▶ **Aim**: Every record here should be printed again exactly.

[Begin The records]

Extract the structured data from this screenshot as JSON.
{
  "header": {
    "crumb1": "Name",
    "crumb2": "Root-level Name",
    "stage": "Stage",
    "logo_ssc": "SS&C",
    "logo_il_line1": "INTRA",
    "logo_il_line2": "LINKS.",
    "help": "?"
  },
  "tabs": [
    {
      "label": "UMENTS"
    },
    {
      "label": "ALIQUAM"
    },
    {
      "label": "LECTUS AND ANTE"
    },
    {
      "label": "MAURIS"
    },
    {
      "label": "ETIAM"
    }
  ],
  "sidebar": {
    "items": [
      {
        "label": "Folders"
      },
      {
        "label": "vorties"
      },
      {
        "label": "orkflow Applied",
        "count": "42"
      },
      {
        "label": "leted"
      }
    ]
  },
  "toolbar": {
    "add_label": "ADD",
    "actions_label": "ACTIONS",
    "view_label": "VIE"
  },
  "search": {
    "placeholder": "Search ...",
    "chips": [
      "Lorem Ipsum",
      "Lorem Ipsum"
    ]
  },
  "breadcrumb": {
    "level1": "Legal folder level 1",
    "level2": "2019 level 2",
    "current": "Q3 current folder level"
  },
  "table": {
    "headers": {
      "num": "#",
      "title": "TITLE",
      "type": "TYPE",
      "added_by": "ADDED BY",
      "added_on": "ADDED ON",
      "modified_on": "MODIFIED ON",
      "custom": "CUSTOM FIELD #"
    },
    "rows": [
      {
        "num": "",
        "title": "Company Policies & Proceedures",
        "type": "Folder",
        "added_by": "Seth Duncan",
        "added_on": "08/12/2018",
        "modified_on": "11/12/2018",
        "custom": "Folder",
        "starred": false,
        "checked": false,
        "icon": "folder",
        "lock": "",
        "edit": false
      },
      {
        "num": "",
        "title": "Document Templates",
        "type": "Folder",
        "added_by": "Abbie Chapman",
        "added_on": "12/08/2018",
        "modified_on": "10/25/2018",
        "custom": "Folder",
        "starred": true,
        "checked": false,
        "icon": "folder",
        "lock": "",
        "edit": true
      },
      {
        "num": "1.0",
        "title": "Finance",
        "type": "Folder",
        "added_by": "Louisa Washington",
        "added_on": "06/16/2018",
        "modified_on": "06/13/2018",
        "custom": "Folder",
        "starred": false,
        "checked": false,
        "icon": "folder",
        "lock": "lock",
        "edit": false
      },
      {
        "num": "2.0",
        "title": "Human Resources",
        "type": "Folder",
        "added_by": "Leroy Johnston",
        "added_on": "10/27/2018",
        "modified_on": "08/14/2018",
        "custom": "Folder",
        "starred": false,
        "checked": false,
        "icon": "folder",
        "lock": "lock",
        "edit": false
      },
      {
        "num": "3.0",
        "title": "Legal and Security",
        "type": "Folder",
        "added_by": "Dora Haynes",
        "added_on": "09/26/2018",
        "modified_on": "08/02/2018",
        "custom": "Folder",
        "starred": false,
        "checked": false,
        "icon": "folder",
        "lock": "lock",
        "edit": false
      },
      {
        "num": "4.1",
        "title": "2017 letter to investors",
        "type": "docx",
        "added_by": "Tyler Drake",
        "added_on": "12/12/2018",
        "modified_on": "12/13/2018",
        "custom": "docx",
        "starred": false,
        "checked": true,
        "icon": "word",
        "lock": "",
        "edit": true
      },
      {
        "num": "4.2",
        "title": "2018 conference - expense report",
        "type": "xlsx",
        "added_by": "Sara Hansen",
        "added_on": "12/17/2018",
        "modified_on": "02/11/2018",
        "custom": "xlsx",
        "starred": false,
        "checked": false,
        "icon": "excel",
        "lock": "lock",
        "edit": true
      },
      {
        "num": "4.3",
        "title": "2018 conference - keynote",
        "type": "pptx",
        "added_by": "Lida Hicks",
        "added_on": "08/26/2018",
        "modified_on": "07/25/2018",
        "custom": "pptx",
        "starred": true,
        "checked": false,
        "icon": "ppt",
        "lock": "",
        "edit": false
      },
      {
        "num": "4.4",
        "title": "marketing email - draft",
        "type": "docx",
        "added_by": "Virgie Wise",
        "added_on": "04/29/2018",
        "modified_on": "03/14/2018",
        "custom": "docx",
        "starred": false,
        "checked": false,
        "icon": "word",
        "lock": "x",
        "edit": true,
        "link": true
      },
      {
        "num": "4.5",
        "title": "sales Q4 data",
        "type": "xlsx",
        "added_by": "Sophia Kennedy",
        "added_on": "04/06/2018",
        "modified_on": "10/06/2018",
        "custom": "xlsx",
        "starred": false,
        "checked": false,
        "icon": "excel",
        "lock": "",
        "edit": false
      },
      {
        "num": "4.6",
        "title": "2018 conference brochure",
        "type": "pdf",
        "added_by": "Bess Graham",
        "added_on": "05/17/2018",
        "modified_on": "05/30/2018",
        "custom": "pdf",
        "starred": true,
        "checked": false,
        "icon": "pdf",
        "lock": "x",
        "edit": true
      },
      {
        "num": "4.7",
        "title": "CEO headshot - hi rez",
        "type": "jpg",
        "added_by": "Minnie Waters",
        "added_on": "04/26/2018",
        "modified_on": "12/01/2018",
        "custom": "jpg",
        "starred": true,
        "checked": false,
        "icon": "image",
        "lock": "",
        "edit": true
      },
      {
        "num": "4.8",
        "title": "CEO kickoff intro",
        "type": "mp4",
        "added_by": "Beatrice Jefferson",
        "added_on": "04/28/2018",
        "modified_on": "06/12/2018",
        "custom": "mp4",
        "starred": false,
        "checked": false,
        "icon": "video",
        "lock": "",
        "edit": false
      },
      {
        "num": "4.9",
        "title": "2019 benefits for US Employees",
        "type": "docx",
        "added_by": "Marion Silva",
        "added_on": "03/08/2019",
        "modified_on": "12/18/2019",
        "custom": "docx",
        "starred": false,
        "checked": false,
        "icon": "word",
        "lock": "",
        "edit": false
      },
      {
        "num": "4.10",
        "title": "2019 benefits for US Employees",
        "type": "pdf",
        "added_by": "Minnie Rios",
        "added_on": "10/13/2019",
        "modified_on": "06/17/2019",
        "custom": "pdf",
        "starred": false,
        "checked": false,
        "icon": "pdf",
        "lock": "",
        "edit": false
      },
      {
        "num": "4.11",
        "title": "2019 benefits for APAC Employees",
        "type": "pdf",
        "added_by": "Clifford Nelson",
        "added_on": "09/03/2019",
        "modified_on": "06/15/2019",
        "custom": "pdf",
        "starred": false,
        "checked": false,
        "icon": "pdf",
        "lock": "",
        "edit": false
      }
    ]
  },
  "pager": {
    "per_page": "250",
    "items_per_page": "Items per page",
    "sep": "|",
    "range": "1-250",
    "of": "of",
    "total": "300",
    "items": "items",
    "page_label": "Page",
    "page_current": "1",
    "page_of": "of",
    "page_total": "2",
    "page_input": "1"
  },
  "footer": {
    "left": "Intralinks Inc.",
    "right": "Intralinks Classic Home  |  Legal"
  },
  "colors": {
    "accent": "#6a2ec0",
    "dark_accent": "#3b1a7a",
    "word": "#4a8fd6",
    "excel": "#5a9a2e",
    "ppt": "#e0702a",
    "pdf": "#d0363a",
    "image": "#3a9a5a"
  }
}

[End The records]

▶ **Answer to the problem**:
Extract the structured data from this screenshot as JSON.
{
  "header": {
    "crumb1": "Name",
    "crumb2": "Root-level Name",
    "stage": "Stage",
    "logo_ssc": "SS&C",
    "logo_il_line1": "INTRA",
    "logo_il_line2": "LINKS.",
    "help": "?"
  },
  "tabs": [
    {
      "label": "UMENTS"
    },
    {
      "label": "ALIQUAM"
    },
    {
      "label": "LECTUS AND ANTE"
    },
    {
      "label": "MAURIS"
    },
    {
      "label": "ETIAM"
    }
  ],
  "sidebar": {
    "items": [
      {
        "label": "Folders"
      },
      {
        "label": "vorties"
      },
      {
        "label": "orkflow Applied",
        "count": "42"
      },
      {
        "label": "leted"
      }
    ]
  },
  "toolbar": {
    "add_label": "ADD",
    "actions_label": "ACTIONS",
    "view_label": "VIE"
  },
  "search": {
    "placeholder": "Search ...",
    "chips": [
      "Lorem Ipsum",
      "Lorem Ipsum"
    ]
  },
  "breadcrumb": {
    "level1": "Legal folder level 1",
    "level2": "2019 level 2",
    "current": "Q3 current folder level"
  },
  "table": {
    "headers": {
      "num": "#",
      "title": "TITLE",
      "type": "TYPE",
      "added_by": "ADDED BY",
      "added_on": "ADDED ON",
      "modified_on": "MODIFIED ON",
      "custom": "CUSTOM FIELD #"
    },
    "rows": [
      {
        "num": "",
        "title": "Company Policies & Proceedures",
        "type": "Folder",
        "added_by": "Seth Duncan",
        "added_on": "08/12/2018",
        "modified_on": "11/12/2018",
        "custom": "Folder",
        "starred": false,
        "checked": false,
        "icon": "folder",
        "lock": "",
        "edit": false
      },
      {
        "num": "",
        "title": "Document Templates",
        "type": "Folder",
        "added_by": "Abbie Chapman",
        "added_on": "12/08/2018",
        "modified_on": "10/25/2018",
        "custom": "Folder",
        "starred": true,
        "checked": false,
        "icon": "folder",
        "lock": "",
        "edit": true
      },
      {
        "num": "1.0",
        "title": "Finance",
        "type": "Folder",
        "added_by": "Louisa Washington",
        "added_on": "06/16/2018",
        "modified_on": "06/13/2018",
        "custom": "Folder",
        "starred": false,
        "checked": false,
        "icon": "folder",
        "lock": "lock",
        "edit": false
      },
      {
        "num": "2.0",
        "title": "Human Resources",
        "type": "Folder",
        "added_by": "Leroy Johnston",
        "added_on": "10/27/2018",
        "modified_on": "08/14/2018",
        "custom": "Folder",
        "starred": false,
        "checked": false,
        "icon": "folder",
        "lock": "lock",
        "edit": false
      },
      {
        "num": "3.0",
        "title": "Legal and Security",
        "type": "Folder",
        "added_by": "Dora Haynes",
        "added_on": "09/26/2018",
        "modified_on": "08/02/2018",
        "custom": "Folder",
        "starred": false,
        "checked": false,
        "icon": "folder",
        "lock": "lock",
        "edit": false
      },
      {
        "num": "4.1",
        "title": "2017 letter to investors",
        "type": "docx",
        "added_by": "Tyler Drake",
        "added_on": "12/12/2018",
        "modified_on": "12/13/2018",
        "custom": "docx",
        "starred": false,
        "checked": true,
        "icon": "word",
        "lock": "",
        "edit": true
      },
      {
        "num": "4.2",
        "title": "2018 conference - expense report",
        "type": "xlsx",
        "added_by": "Sara Hansen",
        "added_on": "12/17/2018",
        "modified_on": "02/11/2018",
        "custom": "xlsx",
        "starred": false,
        "checked": false,
        "icon": "excel",
        "lock": "lock",
        "edit": true
      },
      {
        "num": "4.3",
        "title": "2018 conference - keynote",
        "type": "pptx",
        "added_by": "Lida Hicks",
        "added_on": "08/26/2018",
        "modified_on": "07/25/2018",
        "custom": "pptx",
        "starred": true,
        "checked": false,
        "icon": "ppt",
        "lock": "",
        "edit": false
      },
      {
        "num": "4.4",
        "title": "marketing email - draft",
        "type": "docx",
        "added_by": "Virgie Wise",
        "added_on": "04/29/2018",
        "modified_on": "03/14/2018",
        "custom": "docx",
        "starred": false,
        "checked": false,
        "icon": "word",
        "lock": "x",
        "edit": true,
        "link": true
      },
      {
        "num": "4.5",
        "title": "sales Q4 data",
        "type": "xlsx",
        "added_by": "Sophia Kennedy",
        "added_on": "04/06/2018",
        "modified_on": "10/06/2018",
        "custom": "xlsx",
        "starred": false,
        "checked": false,
        "icon": "excel",
        "lock": "",
        "edit": false
      },
      {
        "num": "4.6",
        "title": "2018 conference brochure",
        "type": "pdf",
        "added_by": "Bess Graham",
        "added_on": "05/17/2018",
        "modified_on": "05/30/2018",
        "custom": "pdf",
        "starred": true,
        "checked": false,
        "icon": "pdf",
        "lock": "x",
        "edit": true
      },
      {
        "num": "4.7",
        "title": "CEO headshot - hi rez",
        "type": "jpg",
        "added_by": "Minnie Waters",
        "added_on": "04/26/2018",
        "modified_on": "12/01/2018",
        "custom": "jpg",
        "starred": true,
        "checked": false,
        "icon": "image",
        "lock": "",
        "edit": true
      },
      {
        "num": "4.8",
        "title": "CEO kickoff intro",
        "type": "mp4",
        "added_by": "Beatrice Jefferson",
        "added_on": "04/28/2018",
        "modified_on": "06/12/2018",
        "custom": "mp4",
        "starred": false,
        "checked": false,
        "icon": "video",
        "lock": "",
        "edit": false
      },
      {
        "num": "4.9",
        "title": "2019 benefits for US Employees",
        "type": "docx",
        "added_by": "Marion Silva",
        "added_on": "03/08/2019",
        "modified_on": "12/18/2019",
        "custom": "docx",
        "starred": false,
        "checked": false,
        "icon": "word",
        "lock": "",
        "edit": false
      },
      {
        "num": "4.10",
        "title": "2019 benefits for US Employees",
        "type": "pdf",
        "added_by": "Minnie Rios",
        "added_on": "10/13/2019",
        "modified_on": "06/17/2019",
        "custom": "pdf",
        "starred": false,
        "checked": false,
        "icon": "pdf",
        "lock": "",
        "edit": false
      },
      {
        "num": "4.11",
        "title": "2019 benefits for APAC Employees",
        "type": "pdf",
        "added_by": "Clifford Nelson",
        "added_on": "09/03/2019",
        "modified_on": "06/15/2019",
        "custom": "pdf",
        "starred": false,
        "checked": false,
        "icon": "pdf",
        "lock": "",
        "edit": false
      }
    ]
  },
  "pager": {
    "per_page": "250",
    "items_per_page": "Items per page",
    "sep": "|",
    "range": "1-250",
    "of": "of",
    "total": "300",
    "items": "items",
    "page_label": "Page",
    "page_current": "1",
    "page_of": "of",
    "page_total": "2",
    "page_input": "1"
  },
  "footer": {
    "left": "Intralinks Inc.",
    "right": "Intralinks Classic Home  |  Legal"
  },
  "colors": {
    "accent": "#6a2ec0",
    "dark_accent": "#3b1a7a",
    "word": "#4a8fd6",
    "excel": "#5a9a2e",
    "ppt": "#e0702a",
    "pdf": "#d0363a",
    "image": "#3a9a5a"
  }
}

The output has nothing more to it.